What to work on: Please edit the items below, changing "slice-label" to "percent-label" and leaving everything else as it is.

-- Begin --

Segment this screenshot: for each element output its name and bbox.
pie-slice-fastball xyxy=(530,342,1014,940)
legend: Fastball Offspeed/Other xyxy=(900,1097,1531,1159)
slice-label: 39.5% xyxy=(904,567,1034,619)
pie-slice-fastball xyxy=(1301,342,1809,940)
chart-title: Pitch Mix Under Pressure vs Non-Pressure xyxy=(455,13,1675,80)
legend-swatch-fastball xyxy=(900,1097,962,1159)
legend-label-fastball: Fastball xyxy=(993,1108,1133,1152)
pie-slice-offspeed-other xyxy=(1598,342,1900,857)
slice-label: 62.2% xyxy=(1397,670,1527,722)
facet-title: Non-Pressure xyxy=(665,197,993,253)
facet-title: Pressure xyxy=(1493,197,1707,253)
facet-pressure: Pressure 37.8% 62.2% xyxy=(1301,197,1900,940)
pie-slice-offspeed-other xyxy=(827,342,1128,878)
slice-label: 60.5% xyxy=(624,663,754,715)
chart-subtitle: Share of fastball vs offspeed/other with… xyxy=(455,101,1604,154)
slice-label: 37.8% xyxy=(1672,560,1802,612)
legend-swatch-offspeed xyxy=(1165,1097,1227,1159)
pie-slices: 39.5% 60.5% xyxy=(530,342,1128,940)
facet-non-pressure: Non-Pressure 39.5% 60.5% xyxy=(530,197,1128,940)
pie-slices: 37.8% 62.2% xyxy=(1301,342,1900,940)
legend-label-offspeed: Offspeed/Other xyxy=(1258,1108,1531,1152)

-- End --

Result below:
Segment this screenshot: for each element output its name and bbox.
pie-slice-fastball xyxy=(530,342,1014,940)
legend: Fastball Offspeed/Other xyxy=(900,1097,1531,1159)
percent-label: 39.5% xyxy=(904,567,1034,619)
pie-slice-fastball xyxy=(1301,342,1809,940)
chart-title: Pitch Mix Under Pressure vs Non-Pressure xyxy=(455,13,1675,80)
legend-swatch-fastball xyxy=(900,1097,962,1159)
legend-label-fastball: Fastball xyxy=(993,1108,1133,1152)
pie-slice-offspeed-other xyxy=(1598,342,1900,857)
percent-label: 62.2% xyxy=(1397,670,1527,722)
facet-title: Non-Pressure xyxy=(665,197,993,253)
facet-title: Pressure xyxy=(1493,197,1707,253)
facet-pressure: Pressure 37.8% 62.2% xyxy=(1301,197,1900,940)
pie-slice-offspeed-other xyxy=(827,342,1128,878)
percent-label: 60.5% xyxy=(624,663,754,715)
chart-subtitle: Share of fastball vs offspeed/other with… xyxy=(455,101,1604,154)
percent-label: 37.8% xyxy=(1672,560,1802,612)
legend-swatch-offspeed xyxy=(1165,1097,1227,1159)
pie-slices: 39.5% 60.5% xyxy=(530,342,1128,940)
facet-non-pressure: Non-Pressure 39.5% 60.5% xyxy=(530,197,1128,940)
pie-slices: 37.8% 62.2% xyxy=(1301,342,1900,940)
legend-label-offspeed: Offspeed/Other xyxy=(1258,1108,1531,1152)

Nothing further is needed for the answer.